** START OF SOURCE DATA **
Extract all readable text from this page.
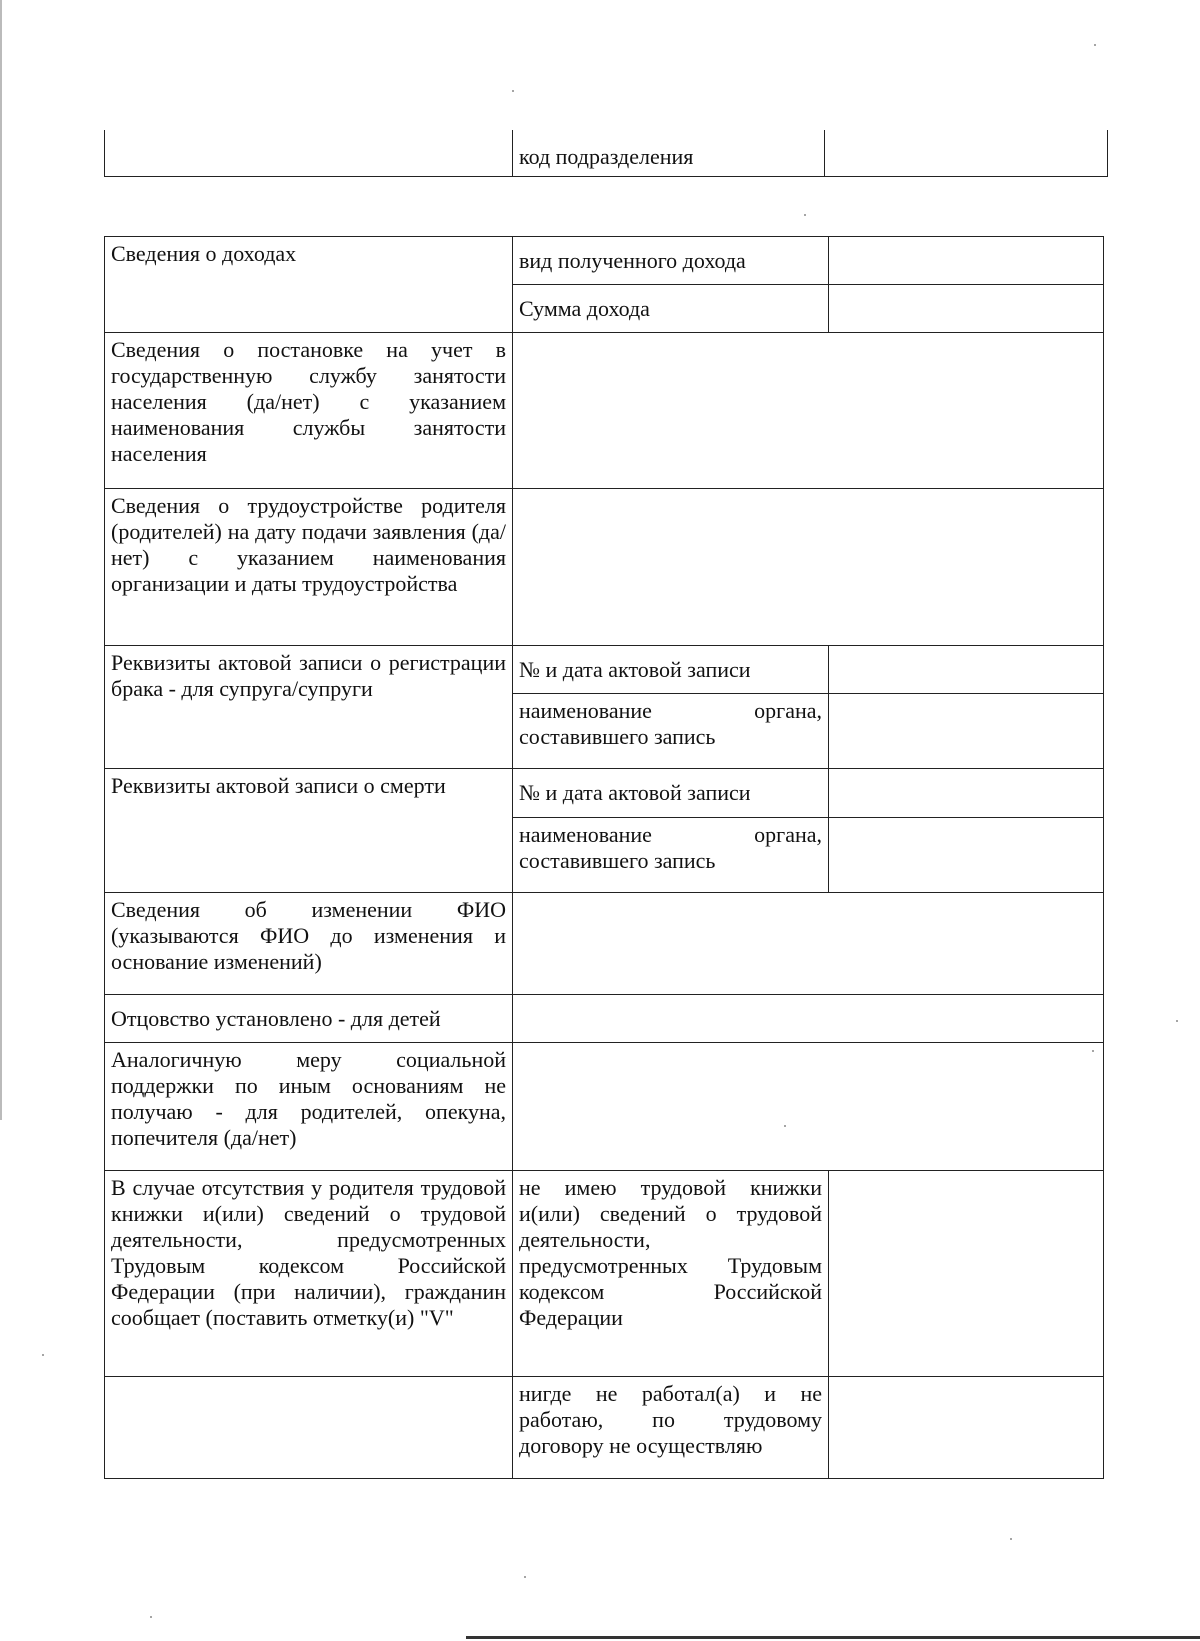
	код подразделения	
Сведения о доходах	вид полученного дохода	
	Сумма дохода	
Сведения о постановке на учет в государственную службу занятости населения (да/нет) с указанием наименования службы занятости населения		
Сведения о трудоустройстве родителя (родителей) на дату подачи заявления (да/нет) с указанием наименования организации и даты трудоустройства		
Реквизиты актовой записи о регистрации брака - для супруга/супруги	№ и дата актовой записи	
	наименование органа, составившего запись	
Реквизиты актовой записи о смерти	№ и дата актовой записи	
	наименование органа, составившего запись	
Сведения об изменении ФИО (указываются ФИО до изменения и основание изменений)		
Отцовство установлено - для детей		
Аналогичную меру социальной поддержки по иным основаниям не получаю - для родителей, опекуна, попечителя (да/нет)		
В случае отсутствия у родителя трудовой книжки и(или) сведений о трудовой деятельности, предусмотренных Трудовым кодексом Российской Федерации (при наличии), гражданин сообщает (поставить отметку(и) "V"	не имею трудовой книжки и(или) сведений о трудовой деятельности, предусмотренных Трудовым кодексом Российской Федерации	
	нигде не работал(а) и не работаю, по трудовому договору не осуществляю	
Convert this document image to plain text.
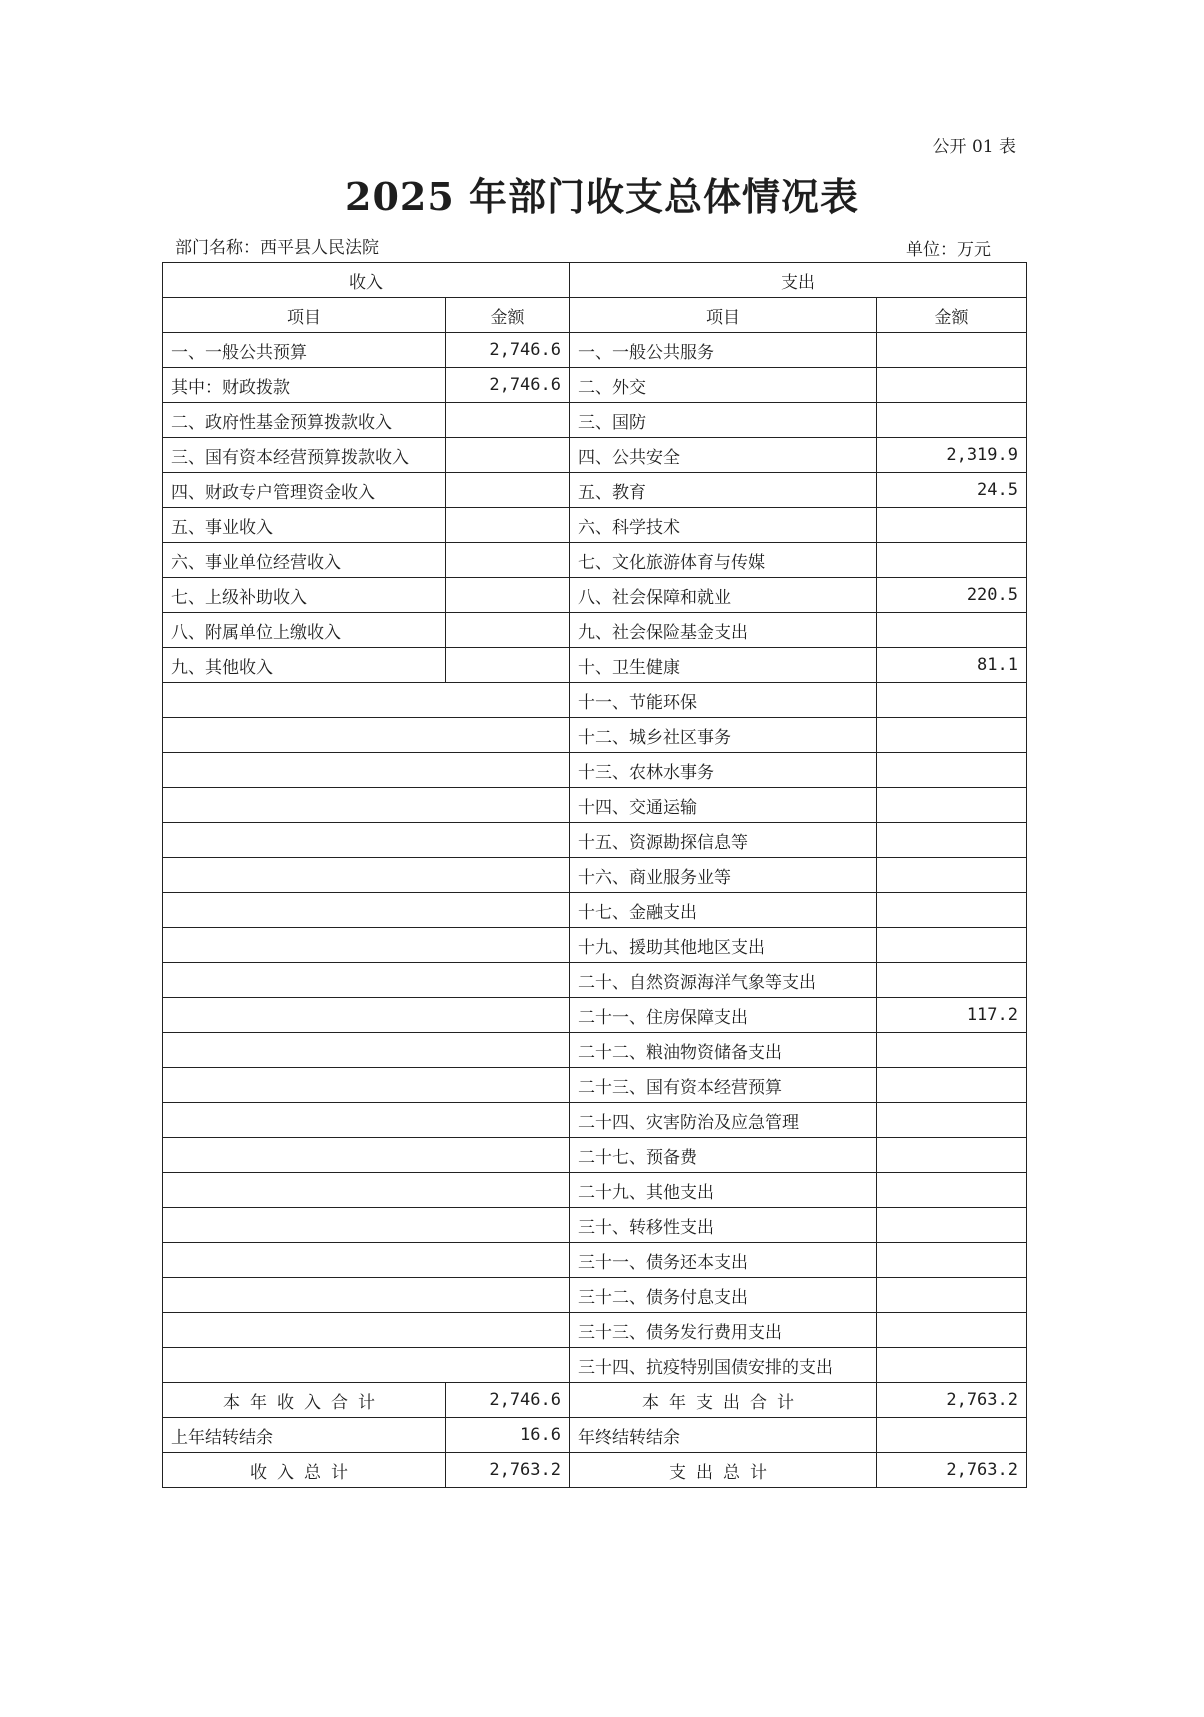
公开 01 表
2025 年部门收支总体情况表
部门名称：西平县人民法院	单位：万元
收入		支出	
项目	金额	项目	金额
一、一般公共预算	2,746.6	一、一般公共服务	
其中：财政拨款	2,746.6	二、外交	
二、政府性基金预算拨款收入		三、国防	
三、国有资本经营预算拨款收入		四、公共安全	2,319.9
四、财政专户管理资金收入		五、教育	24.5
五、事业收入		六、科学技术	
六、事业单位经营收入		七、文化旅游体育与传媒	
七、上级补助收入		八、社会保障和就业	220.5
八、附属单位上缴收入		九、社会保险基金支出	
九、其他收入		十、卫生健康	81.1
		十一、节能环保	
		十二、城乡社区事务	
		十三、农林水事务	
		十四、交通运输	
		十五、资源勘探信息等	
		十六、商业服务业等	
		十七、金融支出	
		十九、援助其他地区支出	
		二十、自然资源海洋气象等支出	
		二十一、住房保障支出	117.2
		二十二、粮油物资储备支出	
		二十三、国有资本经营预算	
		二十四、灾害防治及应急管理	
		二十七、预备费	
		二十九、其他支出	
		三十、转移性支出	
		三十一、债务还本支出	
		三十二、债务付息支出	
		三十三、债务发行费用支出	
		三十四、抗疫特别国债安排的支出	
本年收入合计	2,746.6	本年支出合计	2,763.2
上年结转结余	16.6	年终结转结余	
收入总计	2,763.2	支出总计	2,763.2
** END OF SOURCE DATA **
▸ **GIVEN INSTRUCTION**
Can you restate all the records above word for word while dropping the pictures?

▸ **CORRECT RESULT**
Extract all readable text from this page.
	код подразделения	
Сведения о доходах	вид полученного дохода	
	Сумма дохода	
Сведения о постановке на учет в государственную службу занятости населения (да/нет) с указанием наименования службы занятости населения		
Сведения о трудоустройстве родителя (родителей) на дату подачи заявления (да/нет) с указанием наименования организации и даты трудоустройства		
Реквизиты актовой записи о регистрации брака - для супруга/супруги	№ и дата актовой записи	
	наименование органа, составившего запись	
Реквизиты актовой записи о смерти	№ и дата актовой записи	
	наименование органа, составившего запись	
Сведения об изменении ФИО (указываются ФИО до изменения и основание изменений)		
Отцовство установлено - для детей		
Аналогичную меру социальной поддержки по иным основаниям не получаю - для родителей, опекуна, попечителя (да/нет)		
В случае отсутствия у родителя трудовой книжки и(или) сведений о трудовой деятельности, предусмотренных Трудовым кодексом Российской Федерации (при наличии), гражданин сообщает (поставить отметку(и) "V"	не имею трудовой книжки и(или) сведений о трудовой деятельности, предусмотренных Трудовым кодексом Российской Федерации	
	нигде не работал(а) и не работаю, по трудовому договору не осуществляю	
Convert this document image to plain text.
公开 01 表
2025 年部门收支总体情况表
部门名称：西平县人民法院	单位：万元
收入		支出	
项目	金额	项目	金额
一、一般公共预算	2,746.6	一、一般公共服务	
其中：财政拨款	2,746.6	二、外交	
二、政府性基金预算拨款收入		三、国防	
三、国有资本经营预算拨款收入		四、公共安全	2,319.9
四、财政专户管理资金收入		五、教育	24.5
五、事业收入		六、科学技术	
六、事业单位经营收入		七、文化旅游体育与传媒	
七、上级补助收入		八、社会保障和就业	220.5
八、附属单位上缴收入		九、社会保险基金支出	
九、其他收入		十、卫生健康	81.1
		十一、节能环保	
		十二、城乡社区事务	
		十三、农林水事务	
		十四、交通运输	
		十五、资源勘探信息等	
		十六、商业服务业等	
		十七、金融支出	
		十九、援助其他地区支出	
		二十、自然资源海洋气象等支出	
		二十一、住房保障支出	117.2
		二十二、粮油物资储备支出	
		二十三、国有资本经营预算	
		二十四、灾害防治及应急管理	
		二十七、预备费	
		二十九、其他支出	
		三十、转移性支出	
		三十一、债务还本支出	
		三十二、债务付息支出	
		三十三、债务发行费用支出	
		三十四、抗疫特别国债安排的支出	
本年收入合计	2,746.6	本年支出合计	2,763.2
上年结转结余	16.6	年终结转结余	
收入总计	2,763.2	支出总计	2,763.2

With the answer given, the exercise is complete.